[Exercise goal] I need each line of the entries below that includes the string "author".

---------- Information given

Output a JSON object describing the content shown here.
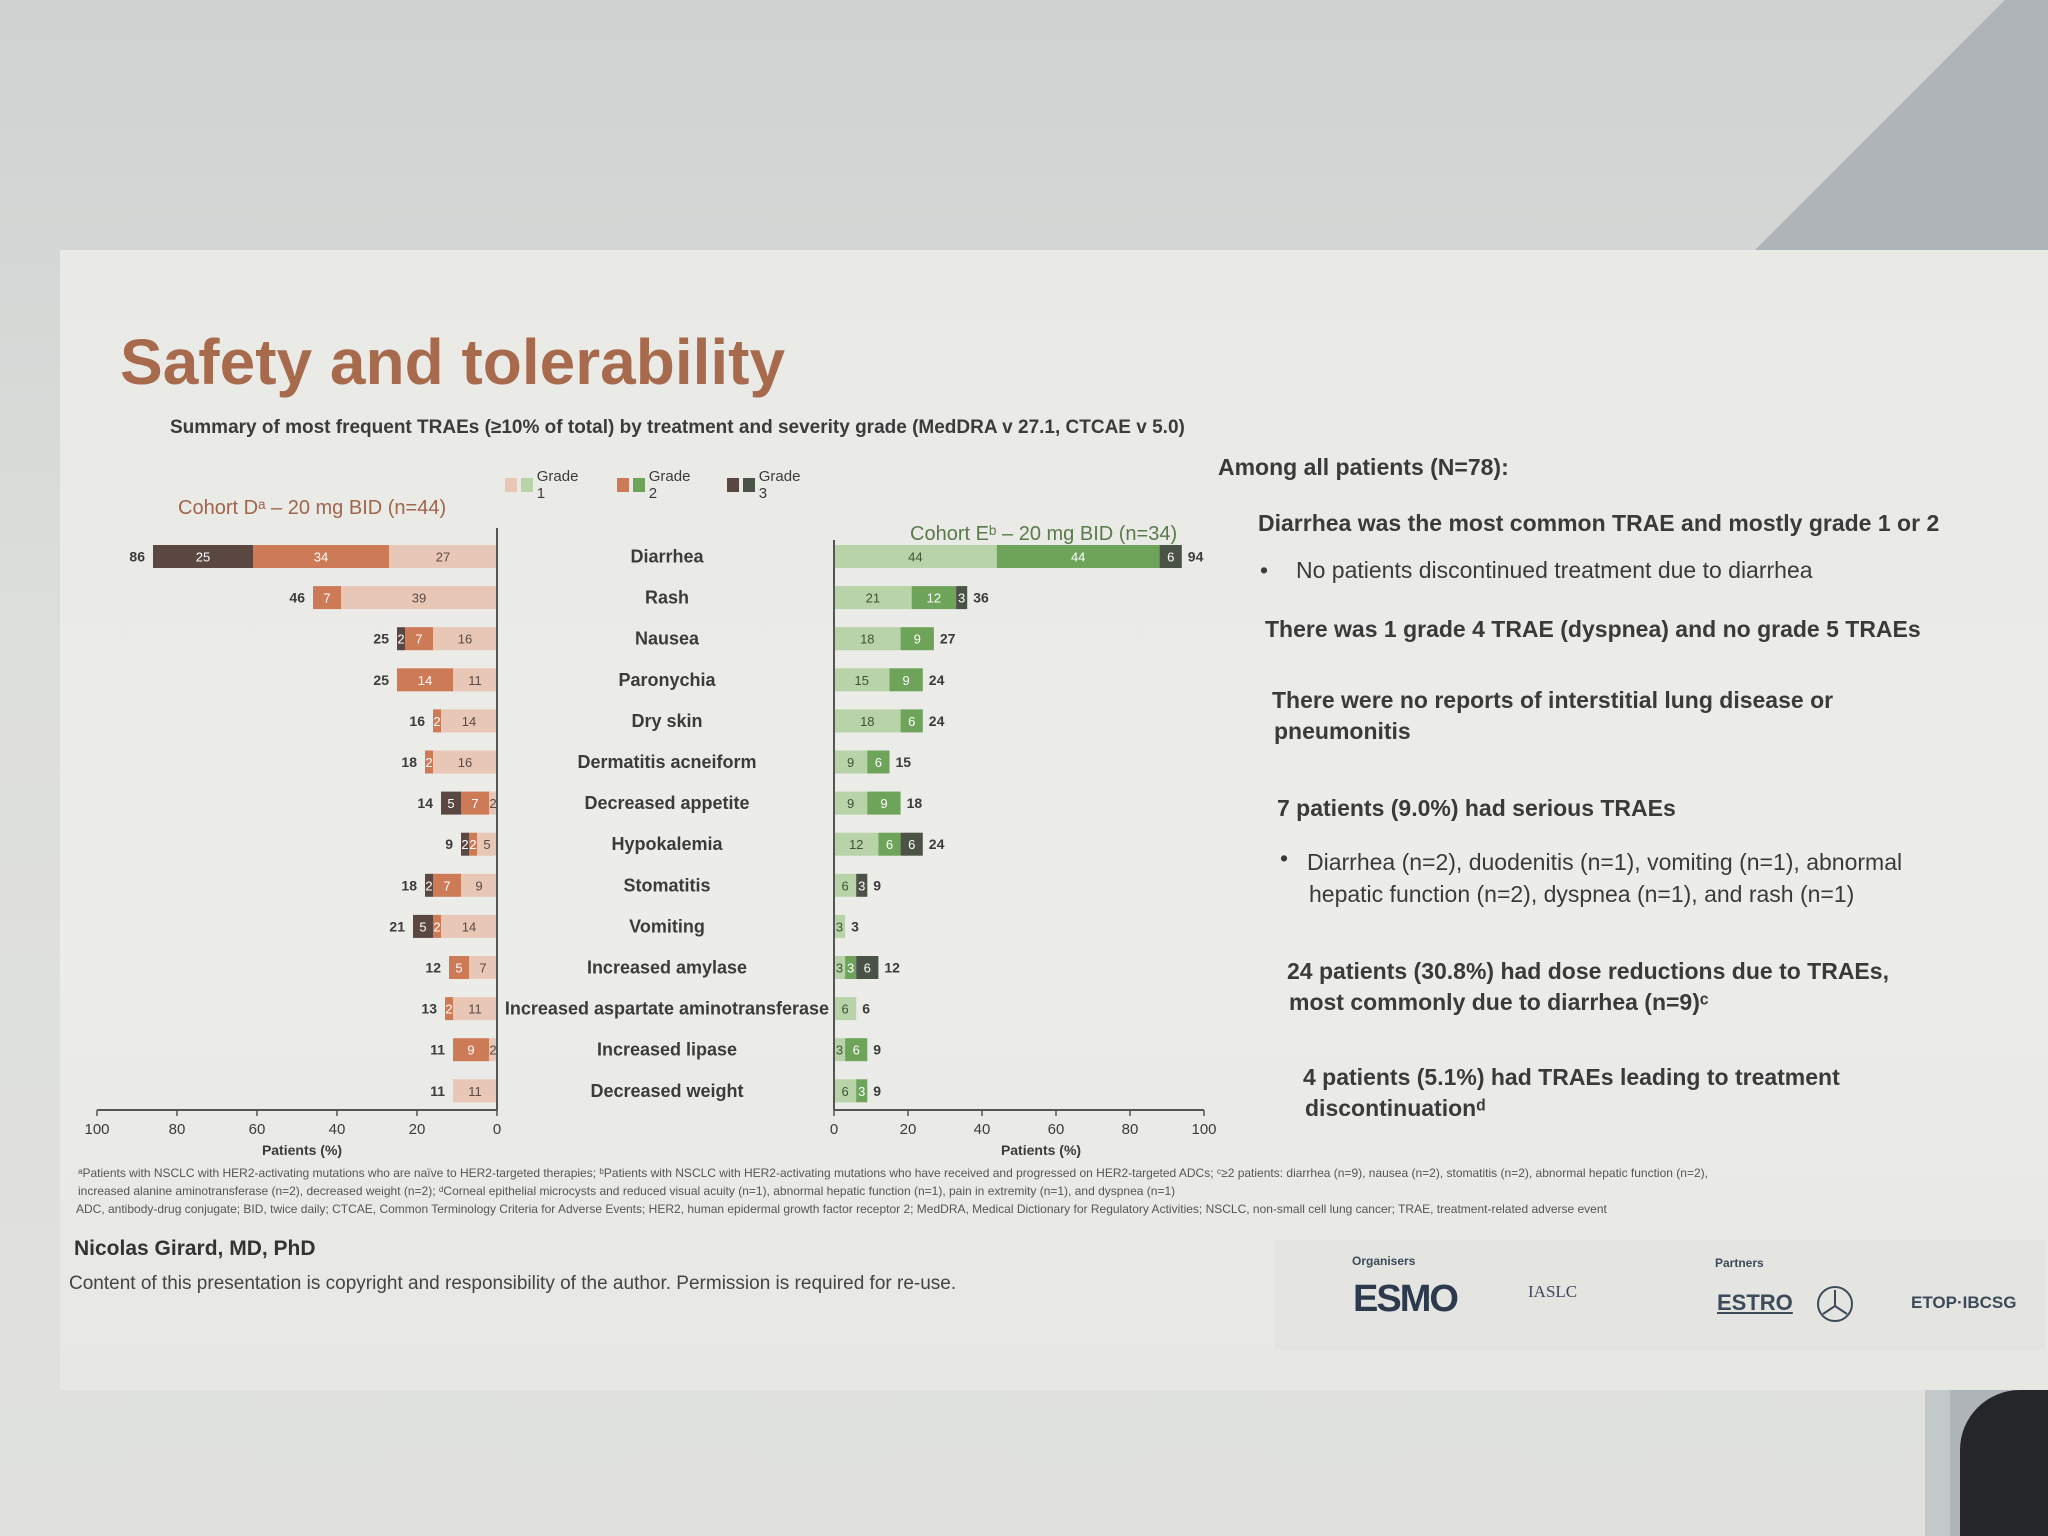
{
  "title": "Safety and tolerability",
  "subtitle": "Summary of most frequent TRAEs (≥10% of total) by treatment and severity grade (MedDRA v 27.1, CTCAE v 5.0)",
  "legend": [
    "Grade 1",
    "Grade 2",
    "Grade 3"
  ],
  "colors": {
    "d_g1": "#e8c7b6",
    "d_g2": "#cd7a57",
    "d_g3": "#5a4742",
    "e_g1": "#b8d3a8",
    "e_g2": "#6ea35a",
    "e_g3": "#4b5346",
    "title": "#a86a4d"
  },
  "chart_data": [
    {
      "type": "bar",
      "orientation": "horizontal-stacked",
      "title": "Cohort Dᵃ – 20 mg BID (n=44)",
      "xlabel": "Patients (%)",
      "xlim": [
        100,
        0
      ],
      "ticks": [
        "100",
        "80",
        "60",
        "40",
        "20",
        "0"
      ],
      "categories": [
        "Diarrhea",
        "Rash",
        "Nausea",
        "Paronychia",
        "Dry skin",
        "Dermatitis acneiform",
        "Decreased appetite",
        "Hypokalemia",
        "Stomatitis",
        "Vomiting",
        "Increased amylase",
        "Increased aspartate aminotransferase",
        "Increased lipase",
        "Decreased weight"
      ],
      "series": [
        {
          "name": "Grade 1",
          "values": [
            27,
            39,
            16,
            11,
            14,
            16,
            2,
            5,
            9,
            14,
            7,
            11,
            2,
            11
          ],
          "labels": [
            "27",
            "39",
            "16",
            "11",
            "14",
            "16",
            "2",
            "5",
            "9",
            "14",
            "7",
            "11",
            "2",
            "11"
          ]
        },
        {
          "name": "Grade 2",
          "values": [
            34,
            7,
            7,
            14,
            2,
            2,
            7,
            2,
            7,
            2,
            5,
            2,
            9,
            0
          ],
          "labels": [
            "34",
            "7",
            "7",
            "14",
            "2",
            "2",
            "7",
            "2",
            "7",
            "2",
            "5",
            "2",
            "9",
            ""
          ]
        },
        {
          "name": "Grade 3",
          "values": [
            25,
            0,
            2,
            0,
            0,
            0,
            5,
            2,
            2,
            5,
            0,
            0,
            0,
            0
          ],
          "labels": [
            "25",
            "",
            "2",
            "",
            "",
            "",
            "5",
            "2",
            "2",
            "5",
            "",
            "",
            "",
            ""
          ]
        }
      ],
      "totals": [
        "86",
        "46",
        "25",
        "25",
        "16",
        "18",
        "14",
        "9",
        "18",
        "21",
        "12",
        "13",
        "11",
        "11"
      ]
    },
    {
      "type": "bar",
      "orientation": "horizontal-stacked",
      "title": "Cohort Eᵇ – 20 mg BID (n=34)",
      "xlabel": "Patients (%)",
      "xlim": [
        0,
        100
      ],
      "ticks": [
        "0",
        "20",
        "40",
        "60",
        "80",
        "100"
      ],
      "categories": [
        "Diarrhea",
        "Rash",
        "Nausea",
        "Paronychia",
        "Dry skin",
        "Dermatitis acneiform",
        "Decreased appetite",
        "Hypokalemia",
        "Stomatitis",
        "Vomiting",
        "Increased amylase",
        "Increased aspartate aminotransferase",
        "Increased lipase",
        "Decreased weight"
      ],
      "series": [
        {
          "name": "Grade 1",
          "values": [
            44,
            21,
            18,
            15,
            18,
            9,
            9,
            12,
            6,
            3,
            3,
            6,
            3,
            6
          ],
          "labels": [
            "44",
            "21",
            "18",
            "15",
            "18",
            "9",
            "9",
            "12",
            "6",
            "3",
            "3",
            "6",
            "3",
            "6"
          ]
        },
        {
          "name": "Grade 2",
          "values": [
            44,
            12,
            9,
            9,
            6,
            6,
            9,
            6,
            0,
            0,
            3,
            0,
            6,
            3
          ],
          "labels": [
            "44",
            "12",
            "9",
            "9",
            "6",
            "6",
            "9",
            "6",
            "",
            "",
            "3",
            "",
            "6",
            "3"
          ]
        },
        {
          "name": "Grade 3",
          "values": [
            6,
            3,
            0,
            0,
            0,
            0,
            0,
            6,
            3,
            0,
            6,
            0,
            0,
            0
          ],
          "labels": [
            "6",
            "3",
            "",
            "",
            "",
            "",
            "",
            "6",
            "3",
            "",
            "6",
            "",
            "",
            ""
          ]
        }
      ],
      "totals": [
        "94",
        "36",
        "27",
        "24",
        "24",
        "15",
        "18",
        "24",
        "9",
        "3",
        "12",
        "6",
        "9",
        "9"
      ]
    }
  ],
  "right_panel": {
    "heading": "Among all patients (N=78):",
    "p1": "Diarrhea was the most common TRAE and mostly grade 1 or 2",
    "p1_bullet": "No patients discontinued treatment due to diarrhea",
    "p2": "There was 1 grade 4 TRAE (dyspnea) and no grade 5 TRAEs",
    "p3_line1": "There were no reports of interstitial lung disease or",
    "p3_line2": "pneumonitis",
    "p4": "7 patients (9.0%) had serious TRAEs",
    "p4_bullet_line1": "Diarrhea (n=2), duodenitis (n=1), vomiting (n=1), abnormal",
    "p4_bullet_line2": "hepatic function (n=2), dyspnea (n=1), and rash (n=1)",
    "p5_line1": "24 patients (30.8%) had dose reductions due to TRAEs,",
    "p5_line2": "most commonly due to diarrhea (n=9)ᶜ",
    "p6_line1": "4 patients (5.1%) had TRAEs leading to treatment",
    "p6_line2": "discontinuationᵈ"
  },
  "footnotes": {
    "line1": "ᵃPatients with NSCLC with HER2-activating mutations who are naïve to HER2-targeted therapies; ᵇPatients with NSCLC with HER2-activating mutations who have received and progressed on HER2-targeted ADCs; ᶜ≥2 patients: diarrhea (n=9), nausea (n=2), stomatitis (n=2), abnormal hepatic function (n=2),",
    "line2": "increased alanine aminotransferase (n=2), decreased weight (n=2); ᵈCorneal epithelial microcysts and reduced visual acuity (n=1), abnormal hepatic function (n=1), pain in extremity (n=1), and dyspnea (n=1)",
    "line3": "ADC, antibody-drug conjugate; BID, twice daily; CTCAE, Common Terminology Criteria for Adverse Events; HER2, human epidermal growth factor receptor 2; MedDRA, Medical Dictionary for Regulatory Activities; NSCLC, non-small cell lung cancer; TRAE, treatment-related adverse event"
  },
  "author": "Nicolas Girard, MD, PhD",
  "copyright": "Content of this presentation is copyright and responsibility of the author. Permission is required for re-use.",
  "logos": {
    "organisers_label": "Organisers",
    "partners_label": "Partners",
    "esmo": "ESMO",
    "iaslc": "IASLC",
    "estro": "ESTRO",
    "etop": "ETOP·IBCSG"
  }
}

--------------------

[Response box]
  "author": "Nicolas Girard, MD, PhD",
  "copyright": "Content of this presentation is copyright and responsibility of the author. Permission is required for re-use.",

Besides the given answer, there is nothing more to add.